* start Exercise inputs *

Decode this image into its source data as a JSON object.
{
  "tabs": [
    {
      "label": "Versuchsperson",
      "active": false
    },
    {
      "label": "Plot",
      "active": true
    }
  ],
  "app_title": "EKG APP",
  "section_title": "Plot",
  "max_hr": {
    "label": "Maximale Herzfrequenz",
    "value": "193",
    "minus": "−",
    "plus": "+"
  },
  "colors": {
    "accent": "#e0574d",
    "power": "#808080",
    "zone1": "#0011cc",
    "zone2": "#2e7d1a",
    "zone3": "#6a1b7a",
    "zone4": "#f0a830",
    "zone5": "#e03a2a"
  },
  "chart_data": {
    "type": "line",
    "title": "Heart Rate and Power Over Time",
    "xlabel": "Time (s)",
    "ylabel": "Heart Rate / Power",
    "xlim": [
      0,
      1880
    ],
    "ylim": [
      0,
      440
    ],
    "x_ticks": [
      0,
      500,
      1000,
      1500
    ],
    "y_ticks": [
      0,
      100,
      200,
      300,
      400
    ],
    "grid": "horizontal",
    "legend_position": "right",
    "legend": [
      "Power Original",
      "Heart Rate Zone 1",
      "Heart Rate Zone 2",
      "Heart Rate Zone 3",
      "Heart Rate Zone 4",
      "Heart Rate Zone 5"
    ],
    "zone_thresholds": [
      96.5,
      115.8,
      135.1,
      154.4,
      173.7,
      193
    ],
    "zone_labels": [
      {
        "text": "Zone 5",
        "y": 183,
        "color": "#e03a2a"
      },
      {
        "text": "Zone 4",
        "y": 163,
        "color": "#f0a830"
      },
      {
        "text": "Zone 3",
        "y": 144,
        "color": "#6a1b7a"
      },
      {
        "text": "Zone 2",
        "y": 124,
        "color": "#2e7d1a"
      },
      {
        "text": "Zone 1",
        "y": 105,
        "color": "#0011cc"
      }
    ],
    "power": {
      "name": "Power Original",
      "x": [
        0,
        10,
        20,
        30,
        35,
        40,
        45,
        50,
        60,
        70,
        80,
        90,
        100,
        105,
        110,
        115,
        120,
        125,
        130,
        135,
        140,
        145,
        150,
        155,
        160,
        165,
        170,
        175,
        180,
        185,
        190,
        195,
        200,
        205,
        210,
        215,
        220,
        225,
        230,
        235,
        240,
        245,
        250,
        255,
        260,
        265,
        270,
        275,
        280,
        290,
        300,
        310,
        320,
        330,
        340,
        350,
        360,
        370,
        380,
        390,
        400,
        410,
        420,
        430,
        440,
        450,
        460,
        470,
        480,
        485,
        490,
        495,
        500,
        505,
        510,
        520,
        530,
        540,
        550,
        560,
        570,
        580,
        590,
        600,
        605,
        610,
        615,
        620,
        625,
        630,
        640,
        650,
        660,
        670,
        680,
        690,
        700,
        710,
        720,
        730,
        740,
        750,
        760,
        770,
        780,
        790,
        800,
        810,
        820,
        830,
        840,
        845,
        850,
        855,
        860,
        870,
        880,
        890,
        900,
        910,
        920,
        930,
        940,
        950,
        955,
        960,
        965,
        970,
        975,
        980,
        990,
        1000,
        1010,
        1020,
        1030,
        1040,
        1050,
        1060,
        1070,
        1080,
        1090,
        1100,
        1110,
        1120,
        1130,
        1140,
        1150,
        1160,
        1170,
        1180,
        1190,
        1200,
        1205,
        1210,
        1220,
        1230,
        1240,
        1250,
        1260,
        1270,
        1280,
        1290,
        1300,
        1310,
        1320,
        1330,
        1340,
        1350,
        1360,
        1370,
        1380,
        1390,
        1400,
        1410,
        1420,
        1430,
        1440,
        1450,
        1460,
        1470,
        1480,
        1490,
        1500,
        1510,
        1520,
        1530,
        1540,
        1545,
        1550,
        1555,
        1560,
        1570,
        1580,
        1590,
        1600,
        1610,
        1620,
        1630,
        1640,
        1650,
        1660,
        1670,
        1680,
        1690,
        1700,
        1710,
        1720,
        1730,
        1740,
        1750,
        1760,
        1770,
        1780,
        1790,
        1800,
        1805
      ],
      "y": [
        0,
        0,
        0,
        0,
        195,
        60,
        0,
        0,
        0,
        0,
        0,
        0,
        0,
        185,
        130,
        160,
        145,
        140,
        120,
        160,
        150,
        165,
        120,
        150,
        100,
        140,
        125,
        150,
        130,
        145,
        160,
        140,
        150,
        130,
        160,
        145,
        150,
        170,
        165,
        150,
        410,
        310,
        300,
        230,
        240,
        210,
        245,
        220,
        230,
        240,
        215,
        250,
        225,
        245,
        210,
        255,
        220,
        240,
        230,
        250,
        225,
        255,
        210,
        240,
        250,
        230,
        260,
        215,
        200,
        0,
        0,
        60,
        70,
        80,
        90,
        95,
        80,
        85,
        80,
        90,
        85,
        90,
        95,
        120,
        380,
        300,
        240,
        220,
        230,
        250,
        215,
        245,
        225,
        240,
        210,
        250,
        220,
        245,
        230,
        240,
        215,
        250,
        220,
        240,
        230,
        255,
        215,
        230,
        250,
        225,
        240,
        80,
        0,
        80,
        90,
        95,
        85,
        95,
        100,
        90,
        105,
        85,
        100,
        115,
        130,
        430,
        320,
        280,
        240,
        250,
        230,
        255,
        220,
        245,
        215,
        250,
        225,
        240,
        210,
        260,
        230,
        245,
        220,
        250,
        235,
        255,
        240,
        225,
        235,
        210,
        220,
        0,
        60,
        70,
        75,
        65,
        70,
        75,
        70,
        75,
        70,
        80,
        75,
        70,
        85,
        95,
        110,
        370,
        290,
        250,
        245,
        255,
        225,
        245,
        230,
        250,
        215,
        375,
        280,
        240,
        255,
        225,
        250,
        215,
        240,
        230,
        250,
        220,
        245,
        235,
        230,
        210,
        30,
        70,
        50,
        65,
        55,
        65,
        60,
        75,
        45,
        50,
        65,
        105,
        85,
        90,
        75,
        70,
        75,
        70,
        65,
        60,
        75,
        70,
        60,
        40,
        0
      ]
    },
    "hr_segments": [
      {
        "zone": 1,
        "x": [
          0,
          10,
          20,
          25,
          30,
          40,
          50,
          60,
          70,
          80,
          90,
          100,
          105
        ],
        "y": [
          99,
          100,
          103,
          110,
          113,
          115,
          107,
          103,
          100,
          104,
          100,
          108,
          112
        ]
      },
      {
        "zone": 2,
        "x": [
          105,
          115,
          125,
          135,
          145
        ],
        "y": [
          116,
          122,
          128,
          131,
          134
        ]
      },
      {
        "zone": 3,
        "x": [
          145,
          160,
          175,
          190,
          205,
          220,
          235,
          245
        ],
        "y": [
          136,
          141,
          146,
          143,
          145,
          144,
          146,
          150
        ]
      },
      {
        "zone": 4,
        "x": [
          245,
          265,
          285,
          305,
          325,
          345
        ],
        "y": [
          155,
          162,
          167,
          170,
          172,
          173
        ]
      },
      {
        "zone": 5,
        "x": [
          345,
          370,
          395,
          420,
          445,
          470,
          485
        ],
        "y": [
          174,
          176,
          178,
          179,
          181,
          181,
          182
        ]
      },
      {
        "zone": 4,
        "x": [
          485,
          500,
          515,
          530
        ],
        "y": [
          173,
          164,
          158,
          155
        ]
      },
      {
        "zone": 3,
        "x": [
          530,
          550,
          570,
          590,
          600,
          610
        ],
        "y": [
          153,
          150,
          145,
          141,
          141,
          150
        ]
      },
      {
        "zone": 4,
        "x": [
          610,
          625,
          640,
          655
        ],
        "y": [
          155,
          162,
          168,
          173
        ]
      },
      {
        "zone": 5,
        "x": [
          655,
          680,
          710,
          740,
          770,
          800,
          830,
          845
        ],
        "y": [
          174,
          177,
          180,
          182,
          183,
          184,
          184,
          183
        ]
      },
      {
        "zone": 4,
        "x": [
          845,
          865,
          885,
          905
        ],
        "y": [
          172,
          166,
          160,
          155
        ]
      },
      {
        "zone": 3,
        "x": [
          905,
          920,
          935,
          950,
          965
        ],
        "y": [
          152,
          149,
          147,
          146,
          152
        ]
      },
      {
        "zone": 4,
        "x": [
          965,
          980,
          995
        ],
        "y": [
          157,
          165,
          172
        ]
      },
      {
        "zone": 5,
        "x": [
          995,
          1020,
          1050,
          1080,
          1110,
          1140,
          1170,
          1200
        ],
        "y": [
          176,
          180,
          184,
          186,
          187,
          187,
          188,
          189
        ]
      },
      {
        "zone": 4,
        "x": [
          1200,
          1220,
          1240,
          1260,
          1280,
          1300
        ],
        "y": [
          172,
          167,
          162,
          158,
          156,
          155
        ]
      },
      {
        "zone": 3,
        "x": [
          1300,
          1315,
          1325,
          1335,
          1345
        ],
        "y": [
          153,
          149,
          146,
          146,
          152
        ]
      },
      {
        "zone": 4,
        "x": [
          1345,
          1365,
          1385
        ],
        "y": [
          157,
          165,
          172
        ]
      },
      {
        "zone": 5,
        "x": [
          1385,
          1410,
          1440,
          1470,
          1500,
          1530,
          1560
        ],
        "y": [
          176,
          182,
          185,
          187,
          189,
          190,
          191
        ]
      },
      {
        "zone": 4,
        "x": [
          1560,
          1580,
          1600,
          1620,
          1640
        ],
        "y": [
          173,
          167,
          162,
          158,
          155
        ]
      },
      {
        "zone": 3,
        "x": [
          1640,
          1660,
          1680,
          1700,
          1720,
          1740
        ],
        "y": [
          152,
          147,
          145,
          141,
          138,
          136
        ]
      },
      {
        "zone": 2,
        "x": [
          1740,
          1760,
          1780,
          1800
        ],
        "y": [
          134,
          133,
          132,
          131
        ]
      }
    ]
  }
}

* end Exercise inputs *

## Stated problem
Looking at the entries above, how many lines contain the word "Rate"? Answer with the number alone.

## Output below
7